Some records
────────────────────
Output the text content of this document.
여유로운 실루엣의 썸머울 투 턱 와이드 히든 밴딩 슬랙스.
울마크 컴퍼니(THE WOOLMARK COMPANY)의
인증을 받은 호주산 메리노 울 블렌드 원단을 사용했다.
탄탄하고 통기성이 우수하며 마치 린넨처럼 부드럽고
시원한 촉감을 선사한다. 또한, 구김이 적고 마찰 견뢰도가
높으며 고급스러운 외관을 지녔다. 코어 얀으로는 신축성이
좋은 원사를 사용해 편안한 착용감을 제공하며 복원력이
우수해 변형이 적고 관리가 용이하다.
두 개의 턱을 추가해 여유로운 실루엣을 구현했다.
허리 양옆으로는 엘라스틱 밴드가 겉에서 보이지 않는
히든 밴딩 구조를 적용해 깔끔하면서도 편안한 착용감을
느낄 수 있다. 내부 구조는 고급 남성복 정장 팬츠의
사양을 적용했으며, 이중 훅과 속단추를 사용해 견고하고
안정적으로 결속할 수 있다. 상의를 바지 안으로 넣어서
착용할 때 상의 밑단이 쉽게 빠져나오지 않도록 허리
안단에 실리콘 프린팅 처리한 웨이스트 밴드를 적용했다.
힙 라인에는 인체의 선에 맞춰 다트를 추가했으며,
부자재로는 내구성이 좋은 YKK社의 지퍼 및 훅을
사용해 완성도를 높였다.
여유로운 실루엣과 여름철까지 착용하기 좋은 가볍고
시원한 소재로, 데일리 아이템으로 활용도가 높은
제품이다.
────────────────────
GIVEN REQUEST
Find the lines above that contain the word "여유로운" and collect them.

TASK ANSWER
여유로운 실루엣의 썸머울 투 턱 와이드 히든 밴딩 슬랙스.
두 개의 턱을 추가해 여유로운 실루엣을 구현했다.
여유로운 실루엣과 여름철까지 착용하기 좋은 가볍고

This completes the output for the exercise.